Task:
Make an exact copy of the data below, leaving out every picture.
──────── Data extract ────────
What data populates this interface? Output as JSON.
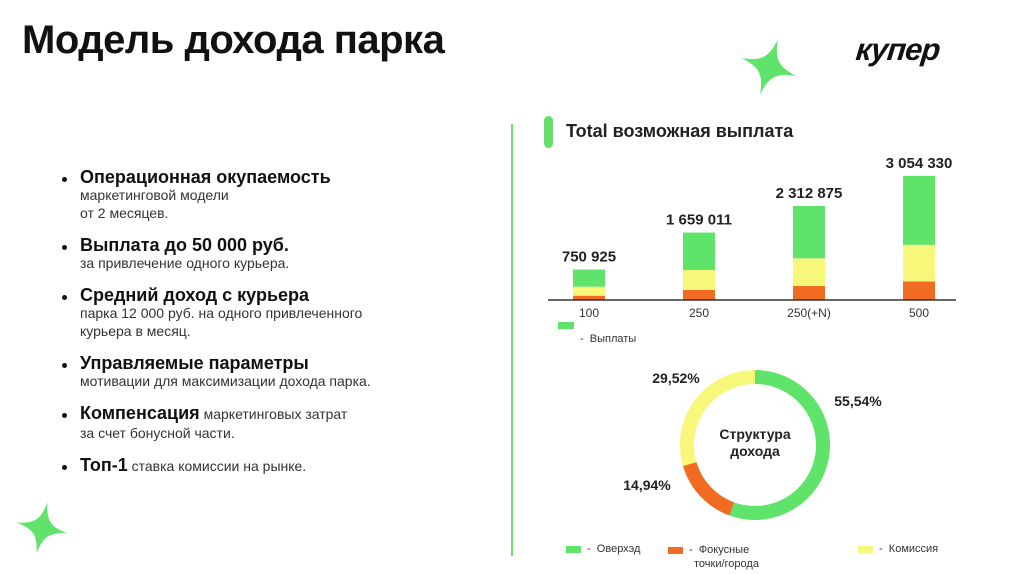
{
  "header": {
    "title": "Модель дохода парка",
    "logo": "купер"
  },
  "bullets": [
    {
      "head": "Операционная окупаемость",
      "line1": "маркетинговой модели",
      "line2": "от 2 месяцев."
    },
    {
      "head": "Выплата до 50 000 руб.",
      "line1": "за привлечение одного курьера."
    },
    {
      "head": "Средний доход с курьера",
      "line1": "парка 12 000 руб. на одного привлеченного",
      "line2": "курьера в месяц."
    },
    {
      "head": "Управляемые параметры",
      "line1": "мотивации для максимизации дохода парка."
    },
    {
      "head": "Компенсация",
      "tail": " маркетинговых затрат",
      "line2": "за счет бонусной части."
    },
    {
      "head": "Топ-1",
      "tail": " ставка комиссии на рынке."
    }
  ],
  "colors": {
    "green": "#5fe36a",
    "yellow": "#f7f77a",
    "orange": "#f26b22",
    "accent": "#6ee06e"
  },
  "bar_legend": {
    "label": "Выплаты",
    "dash": "-"
  },
  "donut_legend": [
    {
      "label": "Оверхэд",
      "dash": "-",
      "color": "#5fe36a"
    },
    {
      "label": "Фокусные точки/города",
      "line1": "Фокусные",
      "line2": "точки/города",
      "dash": "-",
      "color": "#f26b22"
    },
    {
      "label": "Комиссия",
      "dash": "-",
      "color": "#f7f77a"
    }
  ],
  "chart_data": [
    {
      "type": "bar",
      "title": "Total возможная выплата",
      "categories": [
        "100",
        "250",
        "250(+N)",
        "500"
      ],
      "value_labels": [
        "750 925",
        "1 659 011",
        "2 312 875",
        "3 054 330"
      ],
      "values": [
        750925,
        1659011,
        2312875,
        3054330
      ],
      "series": [
        {
          "name": "Фокусные точки/города",
          "color": "#f26b22",
          "values": [
            106000,
            248000,
            344000,
            456000
          ]
        },
        {
          "name": "Комиссия",
          "color": "#f7f77a",
          "values": [
            222000,
            490000,
            682000,
            902000
          ]
        },
        {
          "name": "Оверхэд",
          "color": "#5fe36a",
          "values": [
            422925,
            921011,
            1286875,
            1696330
          ]
        }
      ],
      "legend": [
        "Выплаты"
      ],
      "ylim": [
        0,
        3100000
      ]
    },
    {
      "type": "pie",
      "center_label_line1": "Структура",
      "center_label_line2": "дохода",
      "slices": [
        {
          "label": "Оверхэд",
          "value": 55.54,
          "text": "55,54%",
          "color": "#5fe36a"
        },
        {
          "label": "Фокусные точки/города",
          "value": 14.94,
          "text": "14,94%",
          "color": "#f26b22"
        },
        {
          "label": "Комиссия",
          "value": 29.52,
          "text": "29,52%",
          "color": "#f7f77a"
        }
      ]
    }
  ]
}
────────
Result for this task:
What data populates this interface? Output as JSON.
{
  "header": {
    "title": "Модель дохода парка",
    "logo": "купер"
  },
  "bullets": [
    {
      "head": "Операционная окупаемость",
      "line1": "маркетинговой модели",
      "line2": "от 2 месяцев."
    },
    {
      "head": "Выплата до 50 000 руб.",
      "line1": "за привлечение одного курьера."
    },
    {
      "head": "Средний доход с курьера",
      "line1": "парка 12 000 руб. на одного привлеченного",
      "line2": "курьера в месяц."
    },
    {
      "head": "Управляемые параметры",
      "line1": "мотивации для максимизации дохода парка."
    },
    {
      "head": "Компенсация",
      "tail": " маркетинговых затрат",
      "line2": "за счет бонусной части."
    },
    {
      "head": "Топ-1",
      "tail": " ставка комиссии на рынке."
    }
  ],
  "colors": {
    "green": "#5fe36a",
    "yellow": "#f7f77a",
    "orange": "#f26b22",
    "accent": "#6ee06e"
  },
  "bar_legend": {
    "label": "Выплаты",
    "dash": "-"
  },
  "donut_legend": [
    {
      "label": "Оверхэд",
      "dash": "-",
      "color": "#5fe36a"
    },
    {
      "label": "Фокусные точки/города",
      "line1": "Фокусные",
      "line2": "точки/города",
      "dash": "-",
      "color": "#f26b22"
    },
    {
      "label": "Комиссия",
      "dash": "-",
      "color": "#f7f77a"
    }
  ],
  "chart_data": [
    {
      "type": "bar",
      "title": "Total возможная выплата",
      "categories": [
        "100",
        "250",
        "250(+N)",
        "500"
      ],
      "value_labels": [
        "750 925",
        "1 659 011",
        "2 312 875",
        "3 054 330"
      ],
      "values": [
        750925,
        1659011,
        2312875,
        3054330
      ],
      "series": [
        {
          "name": "Фокусные точки/города",
          "color": "#f26b22",
          "values": [
            106000,
            248000,
            344000,
            456000
          ]
        },
        {
          "name": "Комиссия",
          "color": "#f7f77a",
          "values": [
            222000,
            490000,
            682000,
            902000
          ]
        },
        {
          "name": "Оверхэд",
          "color": "#5fe36a",
          "values": [
            422925,
            921011,
            1286875,
            1696330
          ]
        }
      ],
      "legend": [
        "Выплаты"
      ],
      "ylim": [
        0,
        3100000
      ]
    },
    {
      "type": "pie",
      "center_label_line1": "Структура",
      "center_label_line2": "дохода",
      "slices": [
        {
          "label": "Оверхэд",
          "value": 55.54,
          "text": "55,54%",
          "color": "#5fe36a"
        },
        {
          "label": "Фокусные точки/города",
          "value": 14.94,
          "text": "14,94%",
          "color": "#f26b22"
        },
        {
          "label": "Комиссия",
          "value": 29.52,
          "text": "29,52%",
          "color": "#f7f77a"
        }
      ]
    }
  ]
}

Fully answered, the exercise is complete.